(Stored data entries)
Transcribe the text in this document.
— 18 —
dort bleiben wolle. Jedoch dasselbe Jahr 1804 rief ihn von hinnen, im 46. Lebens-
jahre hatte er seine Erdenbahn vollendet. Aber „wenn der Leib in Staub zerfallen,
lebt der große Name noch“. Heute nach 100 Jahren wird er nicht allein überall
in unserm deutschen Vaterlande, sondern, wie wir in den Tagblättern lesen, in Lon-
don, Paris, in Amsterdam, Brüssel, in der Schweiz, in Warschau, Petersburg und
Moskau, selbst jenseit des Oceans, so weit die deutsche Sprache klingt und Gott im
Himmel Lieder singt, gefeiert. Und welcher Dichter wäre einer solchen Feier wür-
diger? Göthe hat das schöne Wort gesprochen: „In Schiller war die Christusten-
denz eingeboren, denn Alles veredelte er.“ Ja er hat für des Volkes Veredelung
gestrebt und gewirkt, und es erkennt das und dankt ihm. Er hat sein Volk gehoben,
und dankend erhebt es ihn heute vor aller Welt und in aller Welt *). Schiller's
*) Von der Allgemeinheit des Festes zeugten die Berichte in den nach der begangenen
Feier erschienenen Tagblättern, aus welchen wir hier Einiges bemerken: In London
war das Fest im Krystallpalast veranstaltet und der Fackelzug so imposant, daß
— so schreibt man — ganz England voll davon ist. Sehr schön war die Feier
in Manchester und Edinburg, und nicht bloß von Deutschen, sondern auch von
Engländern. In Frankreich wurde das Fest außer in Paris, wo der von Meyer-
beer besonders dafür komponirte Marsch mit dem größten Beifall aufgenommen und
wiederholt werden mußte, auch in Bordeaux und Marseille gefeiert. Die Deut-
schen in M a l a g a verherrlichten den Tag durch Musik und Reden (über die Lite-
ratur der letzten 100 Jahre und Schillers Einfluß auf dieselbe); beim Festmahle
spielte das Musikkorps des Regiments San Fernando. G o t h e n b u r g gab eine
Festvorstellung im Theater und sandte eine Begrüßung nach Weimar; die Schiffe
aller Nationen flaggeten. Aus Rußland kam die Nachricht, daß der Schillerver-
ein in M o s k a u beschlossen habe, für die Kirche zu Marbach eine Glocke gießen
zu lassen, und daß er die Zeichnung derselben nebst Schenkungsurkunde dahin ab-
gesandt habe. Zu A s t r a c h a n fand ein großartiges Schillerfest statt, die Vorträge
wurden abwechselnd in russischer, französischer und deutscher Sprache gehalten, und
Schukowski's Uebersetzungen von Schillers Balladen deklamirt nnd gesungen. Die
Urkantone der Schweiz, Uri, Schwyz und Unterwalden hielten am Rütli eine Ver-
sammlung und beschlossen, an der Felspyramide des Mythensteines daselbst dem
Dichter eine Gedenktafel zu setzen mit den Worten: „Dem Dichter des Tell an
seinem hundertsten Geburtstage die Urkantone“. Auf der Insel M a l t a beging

§ WHAT TO PRODUCE:
Your job here is to copy the entries above exactly.

§ SOLVED EXERCISE:
Transcribe the text in this document.
— 18 —
dort bleiben wolle. Jedoch dasselbe Jahr 1804 rief ihn von hinnen, im 46. Lebens-
jahre hatte er seine Erdenbahn vollendet. Aber „wenn der Leib in Staub zerfallen,
lebt der große Name noch“. Heute nach 100 Jahren wird er nicht allein überall
in unserm deutschen Vaterlande, sondern, wie wir in den Tagblättern lesen, in Lon-
don, Paris, in Amsterdam, Brüssel, in der Schweiz, in Warschau, Petersburg und
Moskau, selbst jenseit des Oceans, so weit die deutsche Sprache klingt und Gott im
Himmel Lieder singt, gefeiert. Und welcher Dichter wäre einer solchen Feier wür-
diger? Göthe hat das schöne Wort gesprochen: „In Schiller war die Christusten-
denz eingeboren, denn Alles veredelte er.“ Ja er hat für des Volkes Veredelung
gestrebt und gewirkt, und es erkennt das und dankt ihm. Er hat sein Volk gehoben,
und dankend erhebt es ihn heute vor aller Welt und in aller Welt *). Schiller's
*) Von der Allgemeinheit des Festes zeugten die Berichte in den nach der begangenen
Feier erschienenen Tagblättern, aus welchen wir hier Einiges bemerken: In London
war das Fest im Krystallpalast veranstaltet und der Fackelzug so imposant, daß
— so schreibt man — ganz England voll davon ist. Sehr schön war die Feier
in Manchester und Edinburg, und nicht bloß von Deutschen, sondern auch von
Engländern. In Frankreich wurde das Fest außer in Paris, wo der von Meyer-
beer besonders dafür komponirte Marsch mit dem größten Beifall aufgenommen und
wiederholt werden mußte, auch in Bordeaux und Marseille gefeiert. Die Deut-
schen in M a l a g a verherrlichten den Tag durch Musik und Reden (über die Lite-
ratur der letzten 100 Jahre und Schillers Einfluß auf dieselbe); beim Festmahle
spielte das Musikkorps des Regiments San Fernando. G o t h e n b u r g gab eine
Festvorstellung im Theater und sandte eine Begrüßung nach Weimar; die Schiffe
aller Nationen flaggeten. Aus Rußland kam die Nachricht, daß der Schillerver-
ein in M o s k a u beschlossen habe, für die Kirche zu Marbach eine Glocke gießen
zu lassen, und daß er die Zeichnung derselben nebst Schenkungsurkunde dahin ab-
gesandt habe. Zu A s t r a c h a n fand ein großartiges Schillerfest statt, die Vorträge
wurden abwechselnd in russischer, französischer und deutscher Sprache gehalten, und
Schukowski's Uebersetzungen von Schillers Balladen deklamirt nnd gesungen. Die
Urkantone der Schweiz, Uri, Schwyz und Unterwalden hielten am Rütli eine Ver-
sammlung und beschlossen, an der Felspyramide des Mythensteines daselbst dem
Dichter eine Gedenktafel zu setzen mit den Worten: „Dem Dichter des Tell an
seinem hundertsten Geburtstage die Urkantone“. Auf der Insel M a l t a beging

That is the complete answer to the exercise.